# [GIVEN INSTRUCTION]
Make an exact copy of the entries below with the pictures removed.

# [DATASET ENTRIES]
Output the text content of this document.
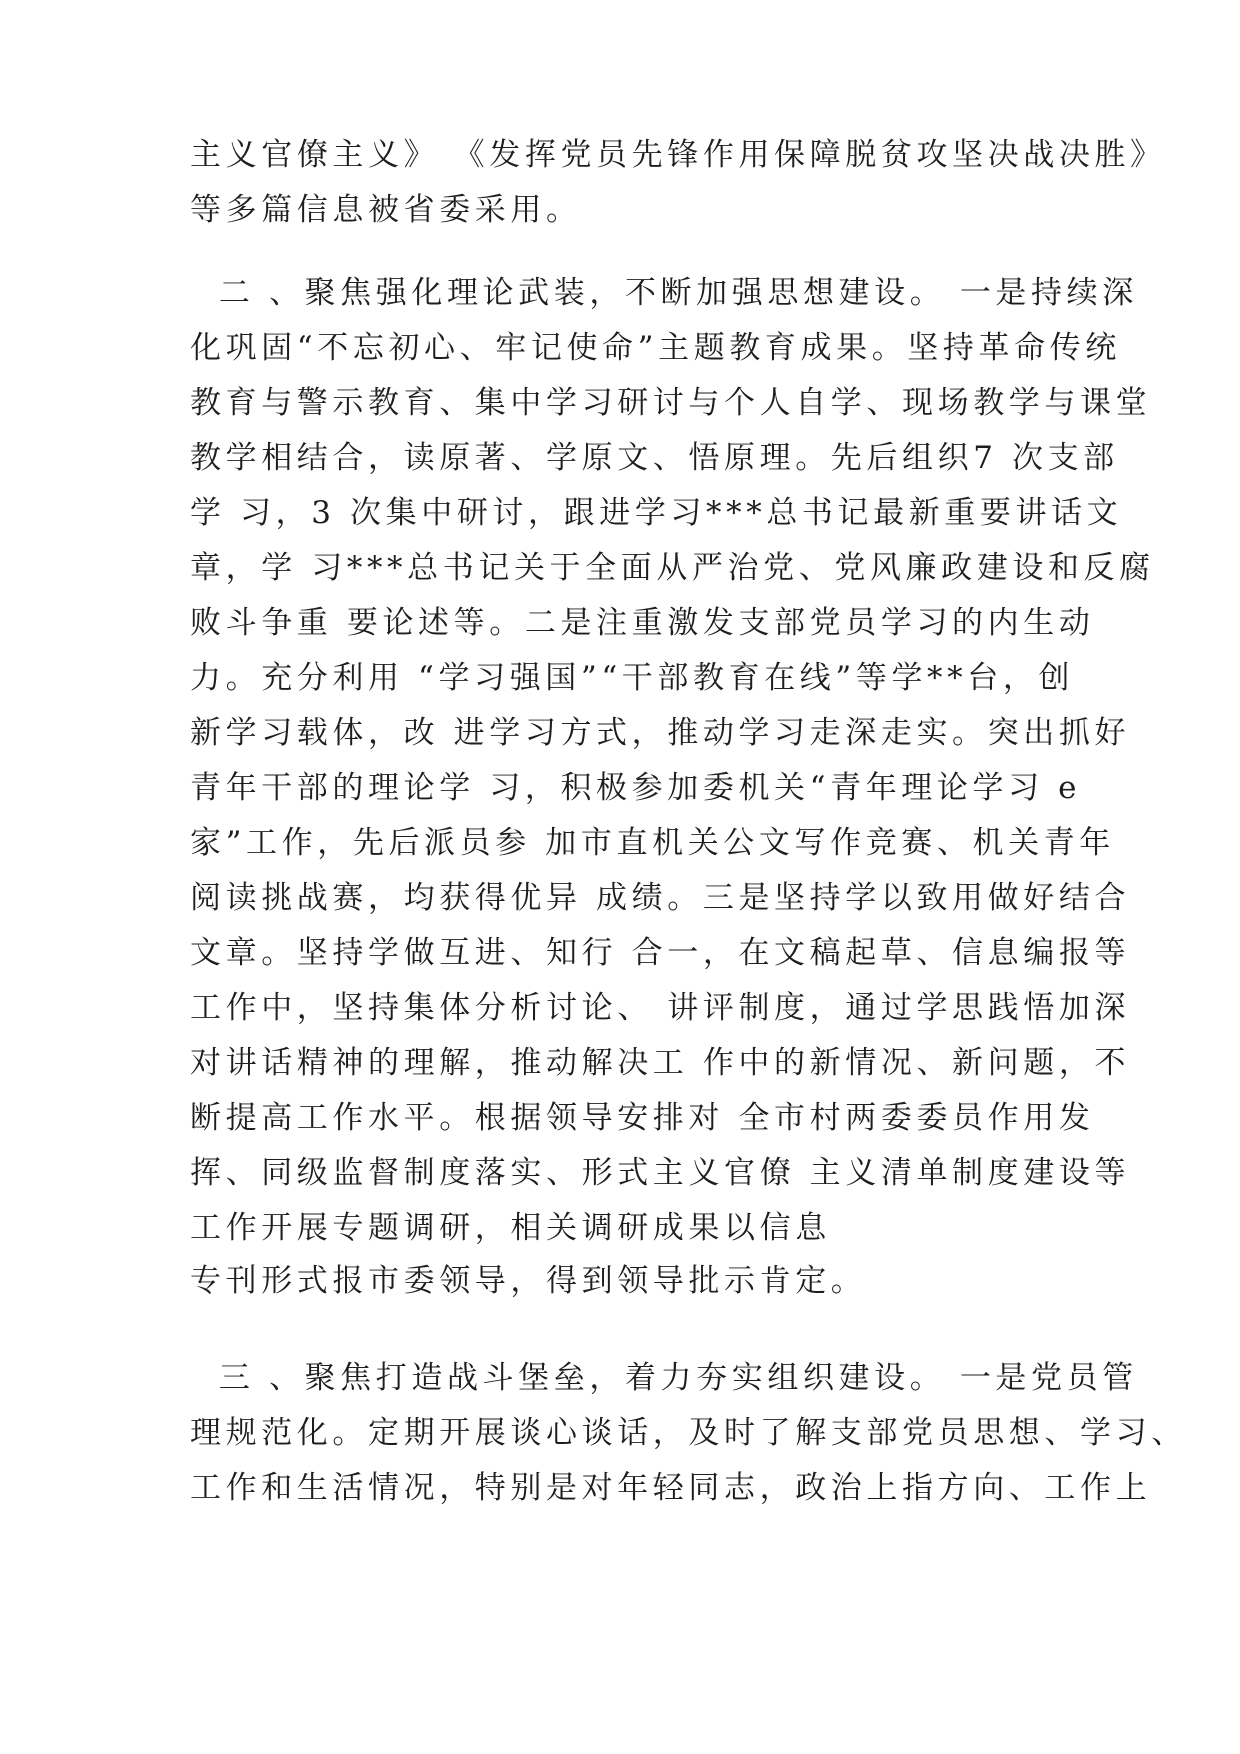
主义官僚主义》 《发挥党员先锋作用保障脱贫攻坚决战决胜》
等多篇信息被省委采用。
二 、聚焦强化理论武装，不断加强思想建设。 一是持续深
化巩固“不忘初心、牢记使命”主题教育成果。坚持革命传统
教育与警示教育、集中学习研讨与个人自学、现场教学与课堂
教学相结合，读原著、学原文、悟原理。先后组织7 次支部
学 习，3 次集中研讨，跟进学习***总书记最新重要讲话文
章，学 习***总书记关于全面从严治党、党风廉政建设和反腐
败斗争重 要论述等。二是注重激发支部党员学习的内生动
力。充分利用 “学习强国”“干部教育在线”等学**台，创
新学习载体，改 进学习方式，推动学习走深走实。突出抓好
青年干部的理论学 习，积极参加委机关“青年理论学习 e
家”工作，先后派员参 加市直机关公文写作竞赛、机关青年
阅读挑战赛，均获得优异 成绩。三是坚持学以致用做好结合
文章。坚持学做互进、知行 合一，在文稿起草、信息编报等
工作中，坚持集体分析讨论、 讲评制度，通过学思践悟加深
对讲话精神的理解，推动解决工 作中的新情况、新问题，不
断提高工作水平。根据领导安排对 全市村两委委员作用发
挥、同级监督制度落实、形式主义官僚 主义清单制度建设等
工作开展专题调研，相关调研成果以信息
专刊形式报市委领导，得到领导批示肯定。
三 、聚焦打造战斗堡垒，着力夯实组织建设。 一是党员管
理规范化。定期开展谈心谈话，及时了解支部党员思想、学习、
工作和生活情况，特别是对年轻同志，政治上指方向、工作上
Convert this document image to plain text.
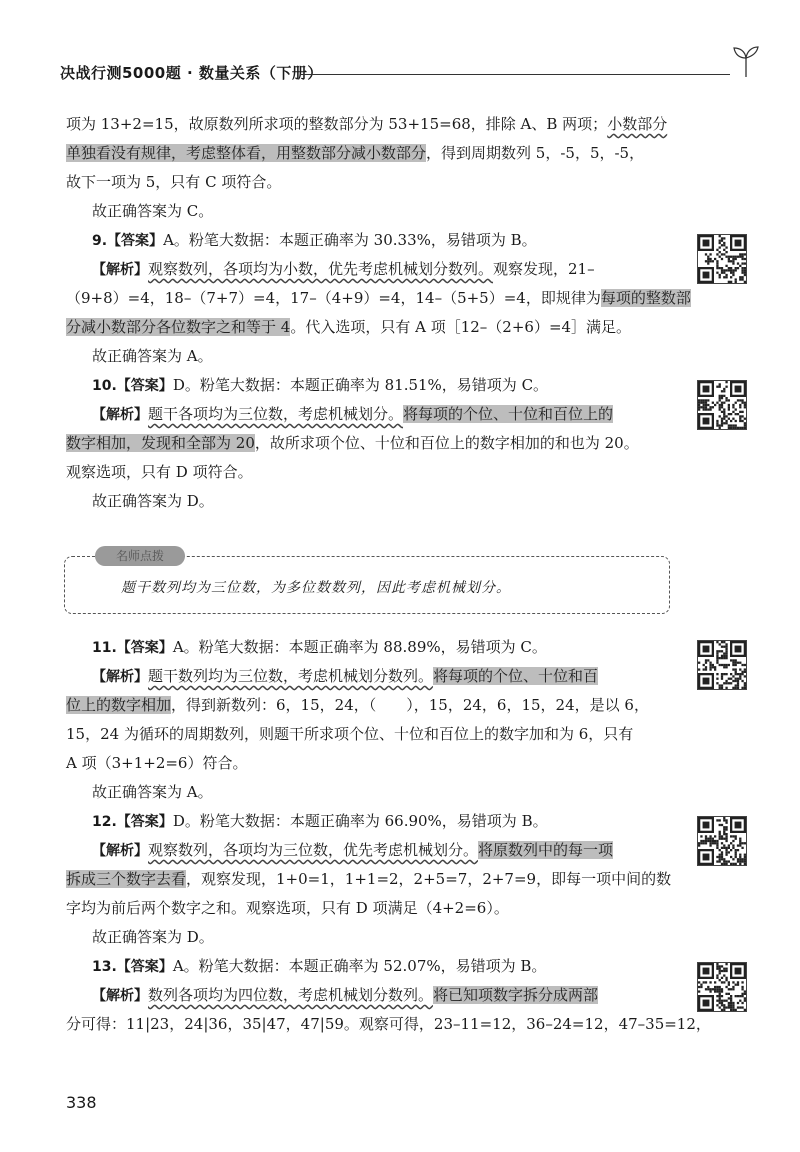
决战行测5000题 · 数量关系（下册）
项为 13+2=15，故原数列所求项的整数部分为 53+15=68，排除 A、B 两项；小数部分
单独看没有规律，考虑整体看，用整数部分减小数部分，得到周期数列 5，-5，5，-5，
故下一项为 5，只有 C 项符合。
故正确答案为 C。
9.【答案】A。粉笔大数据：本题正确率为 30.33%，易错项为 B。
【解析】观察数列，各项均为小数，优先考虑机械划分数列。观察发现，21–
（9+8）=4，18–（7+7）=4，17–（4+9）=4，14–（5+5）=4，即规律为每项的整数部
分减小数部分各位数字之和等于 4。代入选项，只有 A 项［12–（2+6）=4］满足。
故正确答案为 A。
10.【答案】D。粉笔大数据：本题正确率为 81.51%，易错项为 C。
【解析】题干各项均为三位数，考虑机械划分。将每项的个位、十位和百位上的
数字相加，发现和全部为 20，故所求项个位、十位和百位上的数字相加的和也为 20。
观察选项，只有 D 项符合。
故正确答案为 D。
11.【答案】A。粉笔大数据：本题正确率为 88.89%，易错项为 C。
【解析】题干数列均为三位数，考虑机械划分数列。将每项的个位、十位和百
位上的数字相加，得到新数列：6，15，24，（　　），15，24，6，15，24，是以 6，
15，24 为循环的周期数列，则题干所求项个位、十位和百位上的数字加和为 6，只有
A 项（3+1+2=6）符合。
故正确答案为 A。
12.【答案】D。粉笔大数据：本题正确率为 66.90%，易错项为 B。
【解析】观察数列，各项均为三位数，优先考虑机械划分。将原数列中的每一项
拆成三个数字去看，观察发现，1+0=1，1+1=2，2+5=7，2+7=9，即每一项中间的数
字均为前后两个数字之和。观察选项，只有 D 项满足（4+2=6）。
故正确答案为 D。
13.【答案】A。粉笔大数据：本题正确率为 52.07%，易错项为 B。
【解析】数列各项均为四位数，考虑机械划分数列。将已知项数字拆分成两部
分可得：11|23，24|36，35|47，47|59。观察可得，23–11=12，36–24=12，47–35=12，
名师点拨
题干数列均为三位数，为多位数数列，因此考虑机械划分。
338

# [EXERCISE SOLUTION]
Output the text content of this document.
主义官僚主义》 《发挥党员先锋作用保障脱贫攻坚决战决胜》
等多篇信息被省委采用。
二 、聚焦强化理论武装，不断加强思想建设。 一是持续深
化巩固“不忘初心、牢记使命”主题教育成果。坚持革命传统
教育与警示教育、集中学习研讨与个人自学、现场教学与课堂
教学相结合，读原著、学原文、悟原理。先后组织7 次支部
学 习，3 次集中研讨，跟进学习***总书记最新重要讲话文
章，学 习***总书记关于全面从严治党、党风廉政建设和反腐
败斗争重 要论述等。二是注重激发支部党员学习的内生动
力。充分利用 “学习强国”“干部教育在线”等学**台，创
新学习载体，改 进学习方式，推动学习走深走实。突出抓好
青年干部的理论学 习，积极参加委机关“青年理论学习 e
家”工作，先后派员参 加市直机关公文写作竞赛、机关青年
阅读挑战赛，均获得优异 成绩。三是坚持学以致用做好结合
文章。坚持学做互进、知行 合一，在文稿起草、信息编报等
工作中，坚持集体分析讨论、 讲评制度，通过学思践悟加深
对讲话精神的理解，推动解决工 作中的新情况、新问题，不
断提高工作水平。根据领导安排对 全市村两委委员作用发
挥、同级监督制度落实、形式主义官僚 主义清单制度建设等
工作开展专题调研，相关调研成果以信息
专刊形式报市委领导，得到领导批示肯定。
三 、聚焦打造战斗堡垒，着力夯实组织建设。 一是党员管
理规范化。定期开展谈心谈话，及时了解支部党员思想、学习、
工作和生活情况，特别是对年轻同志，政治上指方向、工作上
Convert this document image to plain text.
决战行测5000题 · 数量关系（下册）
项为 13+2=15，故原数列所求项的整数部分为 53+15=68，排除 A、B 两项；小数部分
单独看没有规律，考虑整体看，用整数部分减小数部分，得到周期数列 5，-5，5，-5，
故下一项为 5，只有 C 项符合。
故正确答案为 C。
9.【答案】A。粉笔大数据：本题正确率为 30.33%，易错项为 B。
【解析】观察数列，各项均为小数，优先考虑机械划分数列。观察发现，21–
（9+8）=4，18–（7+7）=4，17–（4+9）=4，14–（5+5）=4，即规律为每项的整数部
分减小数部分各位数字之和等于 4。代入选项，只有 A 项［12–（2+6）=4］满足。
故正确答案为 A。
10.【答案】D。粉笔大数据：本题正确率为 81.51%，易错项为 C。
【解析】题干各项均为三位数，考虑机械划分。将每项的个位、十位和百位上的
数字相加，发现和全部为 20，故所求项个位、十位和百位上的数字相加的和也为 20。
观察选项，只有 D 项符合。
故正确答案为 D。
11.【答案】A。粉笔大数据：本题正确率为 88.89%，易错项为 C。
【解析】题干数列均为三位数，考虑机械划分数列。将每项的个位、十位和百
位上的数字相加，得到新数列：6，15，24，（　　），15，24，6，15，24，是以 6，
15，24 为循环的周期数列，则题干所求项个位、十位和百位上的数字加和为 6，只有
A 项（3+1+2=6）符合。
故正确答案为 A。
12.【答案】D。粉笔大数据：本题正确率为 66.90%，易错项为 B。
【解析】观察数列，各项均为三位数，优先考虑机械划分。将原数列中的每一项
拆成三个数字去看，观察发现，1+0=1，1+1=2，2+5=7，2+7=9，即每一项中间的数
字均为前后两个数字之和。观察选项，只有 D 项满足（4+2=6）。
故正确答案为 D。
13.【答案】A。粉笔大数据：本题正确率为 52.07%，易错项为 B。
【解析】数列各项均为四位数，考虑机械划分数列。将已知项数字拆分成两部
分可得：11|23，24|36，35|47，47|59。观察可得，23–11=12，36–24=12，47–35=12，
名师点拨
题干数列均为三位数，为多位数数列，因此考虑机械划分。
338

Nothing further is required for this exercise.